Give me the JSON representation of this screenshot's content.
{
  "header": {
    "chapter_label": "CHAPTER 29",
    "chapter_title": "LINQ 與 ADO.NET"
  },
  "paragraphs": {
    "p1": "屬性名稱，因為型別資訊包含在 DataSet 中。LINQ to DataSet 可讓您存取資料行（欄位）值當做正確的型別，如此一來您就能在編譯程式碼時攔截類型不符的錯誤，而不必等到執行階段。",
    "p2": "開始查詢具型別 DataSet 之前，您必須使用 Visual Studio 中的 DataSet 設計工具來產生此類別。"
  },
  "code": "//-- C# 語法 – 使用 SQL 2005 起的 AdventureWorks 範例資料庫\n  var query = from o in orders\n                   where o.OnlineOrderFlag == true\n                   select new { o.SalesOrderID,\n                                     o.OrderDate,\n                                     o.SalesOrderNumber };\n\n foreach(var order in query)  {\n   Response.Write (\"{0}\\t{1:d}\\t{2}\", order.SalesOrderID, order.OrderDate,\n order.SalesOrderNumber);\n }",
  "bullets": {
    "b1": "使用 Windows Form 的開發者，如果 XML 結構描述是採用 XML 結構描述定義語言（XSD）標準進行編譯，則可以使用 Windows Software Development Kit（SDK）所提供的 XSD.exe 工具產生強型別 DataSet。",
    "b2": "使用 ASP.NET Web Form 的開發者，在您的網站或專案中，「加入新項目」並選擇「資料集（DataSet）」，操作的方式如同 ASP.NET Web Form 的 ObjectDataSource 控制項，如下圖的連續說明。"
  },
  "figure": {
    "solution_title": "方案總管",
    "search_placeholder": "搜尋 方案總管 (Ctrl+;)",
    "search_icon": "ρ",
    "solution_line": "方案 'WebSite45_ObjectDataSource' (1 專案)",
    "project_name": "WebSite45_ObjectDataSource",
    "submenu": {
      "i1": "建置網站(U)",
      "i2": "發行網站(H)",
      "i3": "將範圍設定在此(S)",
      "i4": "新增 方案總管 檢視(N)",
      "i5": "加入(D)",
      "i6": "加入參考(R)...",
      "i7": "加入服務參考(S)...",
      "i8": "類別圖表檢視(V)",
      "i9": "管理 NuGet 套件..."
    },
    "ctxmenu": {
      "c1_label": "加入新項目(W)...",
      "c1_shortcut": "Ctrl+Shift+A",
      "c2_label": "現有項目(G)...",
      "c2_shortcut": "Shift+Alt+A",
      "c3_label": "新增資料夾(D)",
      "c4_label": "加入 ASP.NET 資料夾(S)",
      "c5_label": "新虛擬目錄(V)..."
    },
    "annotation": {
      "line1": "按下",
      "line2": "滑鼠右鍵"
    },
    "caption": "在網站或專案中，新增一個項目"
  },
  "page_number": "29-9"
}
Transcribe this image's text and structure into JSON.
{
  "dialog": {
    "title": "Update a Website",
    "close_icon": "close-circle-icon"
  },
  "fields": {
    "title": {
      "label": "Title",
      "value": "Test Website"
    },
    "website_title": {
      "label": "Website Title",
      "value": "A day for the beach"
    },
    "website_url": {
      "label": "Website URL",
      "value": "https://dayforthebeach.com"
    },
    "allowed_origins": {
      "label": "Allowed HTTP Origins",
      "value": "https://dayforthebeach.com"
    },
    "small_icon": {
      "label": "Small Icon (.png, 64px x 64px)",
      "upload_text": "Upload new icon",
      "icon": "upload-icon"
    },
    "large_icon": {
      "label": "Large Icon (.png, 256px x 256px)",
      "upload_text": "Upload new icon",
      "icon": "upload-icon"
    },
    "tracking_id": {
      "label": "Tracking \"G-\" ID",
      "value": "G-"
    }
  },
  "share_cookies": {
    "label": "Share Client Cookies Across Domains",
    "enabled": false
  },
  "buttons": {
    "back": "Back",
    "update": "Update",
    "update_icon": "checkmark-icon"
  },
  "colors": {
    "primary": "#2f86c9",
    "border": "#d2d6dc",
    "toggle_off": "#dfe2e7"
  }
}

◆ ◆ ◆ ◆

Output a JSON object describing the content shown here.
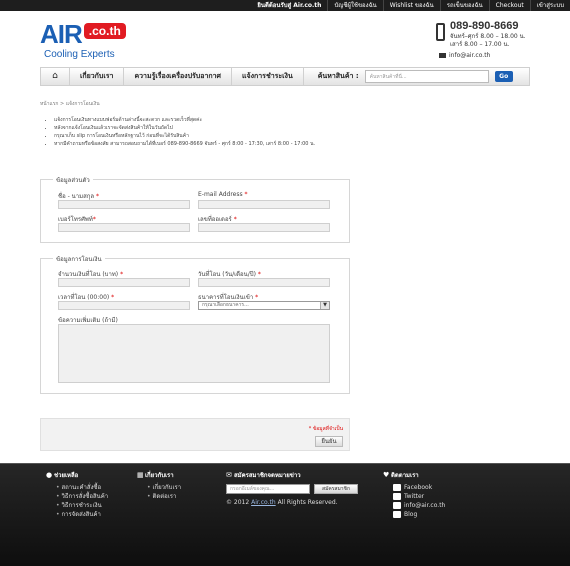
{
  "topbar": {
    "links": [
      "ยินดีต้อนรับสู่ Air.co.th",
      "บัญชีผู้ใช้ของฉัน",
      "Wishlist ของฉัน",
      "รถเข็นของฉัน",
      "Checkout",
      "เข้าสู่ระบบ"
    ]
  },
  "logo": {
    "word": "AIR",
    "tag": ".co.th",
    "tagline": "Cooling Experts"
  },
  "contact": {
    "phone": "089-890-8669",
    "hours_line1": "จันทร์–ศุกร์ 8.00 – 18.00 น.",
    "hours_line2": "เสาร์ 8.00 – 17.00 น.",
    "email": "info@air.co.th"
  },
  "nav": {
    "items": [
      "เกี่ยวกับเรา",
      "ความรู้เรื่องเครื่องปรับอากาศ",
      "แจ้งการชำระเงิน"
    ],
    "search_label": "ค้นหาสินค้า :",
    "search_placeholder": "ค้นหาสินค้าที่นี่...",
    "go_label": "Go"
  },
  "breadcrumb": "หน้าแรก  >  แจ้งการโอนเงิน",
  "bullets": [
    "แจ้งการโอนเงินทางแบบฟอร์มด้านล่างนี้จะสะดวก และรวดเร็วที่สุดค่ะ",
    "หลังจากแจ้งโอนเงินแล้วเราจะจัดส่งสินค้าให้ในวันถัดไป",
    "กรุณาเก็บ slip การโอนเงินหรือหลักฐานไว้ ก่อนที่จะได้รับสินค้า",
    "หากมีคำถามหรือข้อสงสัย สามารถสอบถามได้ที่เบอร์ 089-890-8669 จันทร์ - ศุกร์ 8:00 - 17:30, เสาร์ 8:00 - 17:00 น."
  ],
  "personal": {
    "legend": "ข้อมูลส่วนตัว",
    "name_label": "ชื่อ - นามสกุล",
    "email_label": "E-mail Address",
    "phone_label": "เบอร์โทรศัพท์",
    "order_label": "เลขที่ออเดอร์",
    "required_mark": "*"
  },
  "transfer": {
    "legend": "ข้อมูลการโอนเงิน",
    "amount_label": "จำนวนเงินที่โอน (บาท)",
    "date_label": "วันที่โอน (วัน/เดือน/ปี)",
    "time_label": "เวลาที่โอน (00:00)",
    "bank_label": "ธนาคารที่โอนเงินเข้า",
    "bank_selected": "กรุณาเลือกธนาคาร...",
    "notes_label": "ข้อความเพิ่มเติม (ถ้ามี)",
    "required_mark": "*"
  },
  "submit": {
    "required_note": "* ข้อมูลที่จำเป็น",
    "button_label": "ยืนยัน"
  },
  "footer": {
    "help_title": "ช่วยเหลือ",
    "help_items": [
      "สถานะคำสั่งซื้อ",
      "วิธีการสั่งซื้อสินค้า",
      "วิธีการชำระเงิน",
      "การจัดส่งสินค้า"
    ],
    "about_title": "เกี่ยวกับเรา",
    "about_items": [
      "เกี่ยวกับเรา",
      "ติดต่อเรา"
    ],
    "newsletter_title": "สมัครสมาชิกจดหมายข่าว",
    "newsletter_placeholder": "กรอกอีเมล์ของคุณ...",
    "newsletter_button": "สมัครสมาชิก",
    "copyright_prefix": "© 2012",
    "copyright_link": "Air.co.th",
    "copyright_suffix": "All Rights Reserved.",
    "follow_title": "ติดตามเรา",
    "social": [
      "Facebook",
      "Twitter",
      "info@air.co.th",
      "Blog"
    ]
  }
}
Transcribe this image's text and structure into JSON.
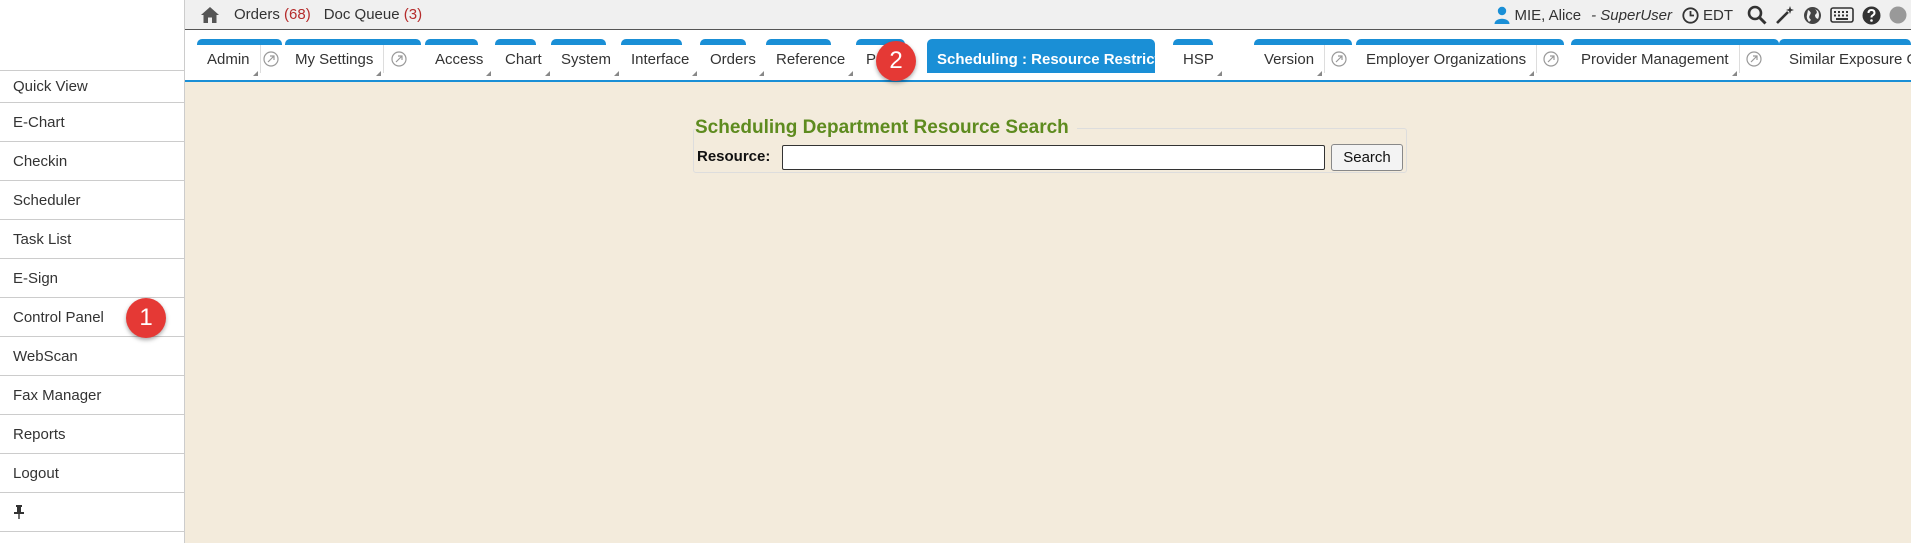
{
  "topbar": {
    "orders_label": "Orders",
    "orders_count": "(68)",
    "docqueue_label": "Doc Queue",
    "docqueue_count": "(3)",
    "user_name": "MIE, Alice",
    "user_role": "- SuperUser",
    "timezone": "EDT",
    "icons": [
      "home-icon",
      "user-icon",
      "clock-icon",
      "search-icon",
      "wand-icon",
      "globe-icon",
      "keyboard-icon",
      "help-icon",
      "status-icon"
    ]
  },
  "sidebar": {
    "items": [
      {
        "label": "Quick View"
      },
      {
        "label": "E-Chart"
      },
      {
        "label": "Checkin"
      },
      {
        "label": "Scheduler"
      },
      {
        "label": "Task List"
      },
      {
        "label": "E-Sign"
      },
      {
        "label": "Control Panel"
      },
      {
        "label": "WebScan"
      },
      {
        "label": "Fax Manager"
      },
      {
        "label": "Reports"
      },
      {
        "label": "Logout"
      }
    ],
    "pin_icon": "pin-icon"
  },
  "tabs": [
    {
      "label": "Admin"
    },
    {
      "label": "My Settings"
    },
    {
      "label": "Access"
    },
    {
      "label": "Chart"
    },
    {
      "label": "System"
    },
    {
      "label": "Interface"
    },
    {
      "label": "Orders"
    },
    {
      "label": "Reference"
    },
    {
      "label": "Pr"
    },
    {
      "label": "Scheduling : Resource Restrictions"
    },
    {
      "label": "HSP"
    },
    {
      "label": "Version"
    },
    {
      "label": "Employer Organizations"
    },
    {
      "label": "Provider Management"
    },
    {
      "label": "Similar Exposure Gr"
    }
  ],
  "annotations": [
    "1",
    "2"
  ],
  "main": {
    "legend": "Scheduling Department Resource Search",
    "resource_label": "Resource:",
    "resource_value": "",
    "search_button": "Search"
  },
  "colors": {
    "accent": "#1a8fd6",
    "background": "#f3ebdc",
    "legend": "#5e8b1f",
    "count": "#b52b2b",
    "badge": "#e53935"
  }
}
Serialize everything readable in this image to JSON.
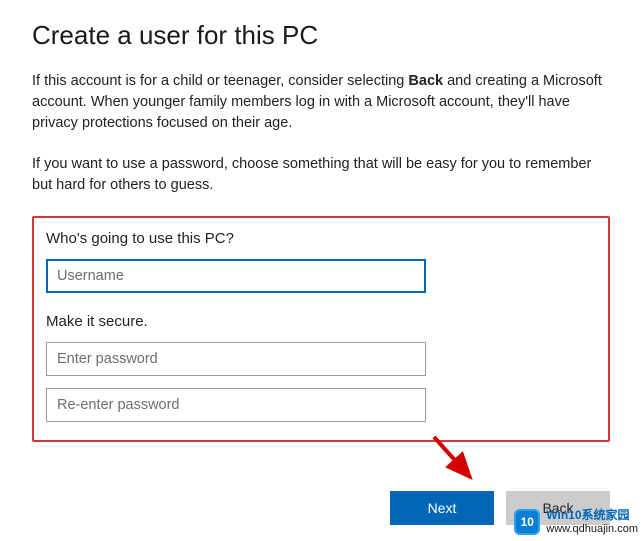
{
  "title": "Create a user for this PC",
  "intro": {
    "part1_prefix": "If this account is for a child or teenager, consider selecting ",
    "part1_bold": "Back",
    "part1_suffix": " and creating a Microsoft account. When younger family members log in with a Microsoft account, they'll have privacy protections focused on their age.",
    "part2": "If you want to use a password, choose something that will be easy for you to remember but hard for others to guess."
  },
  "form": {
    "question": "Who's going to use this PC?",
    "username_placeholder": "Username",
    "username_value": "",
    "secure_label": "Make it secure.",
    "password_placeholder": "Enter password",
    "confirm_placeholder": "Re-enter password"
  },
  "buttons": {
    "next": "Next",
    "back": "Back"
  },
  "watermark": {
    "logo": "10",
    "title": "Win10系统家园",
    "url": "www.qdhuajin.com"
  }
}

◆ ◆ ◆ ◆

## [Task directions]
Only lines that contain the word "LINQ" are wanted; copy each of them.

## [Full answer]
    "chapter_title": "LINQ 與 ADO.NET"
    "p1": "屬性名稱，因為型別資訊包含在 DataSet 中。LINQ to DataSet 可讓您存取資料行（欄位）值當做正確的型別，如此一來您就能在編譯程式碼時攔截類型不符的錯誤，而不必等到執行階段。",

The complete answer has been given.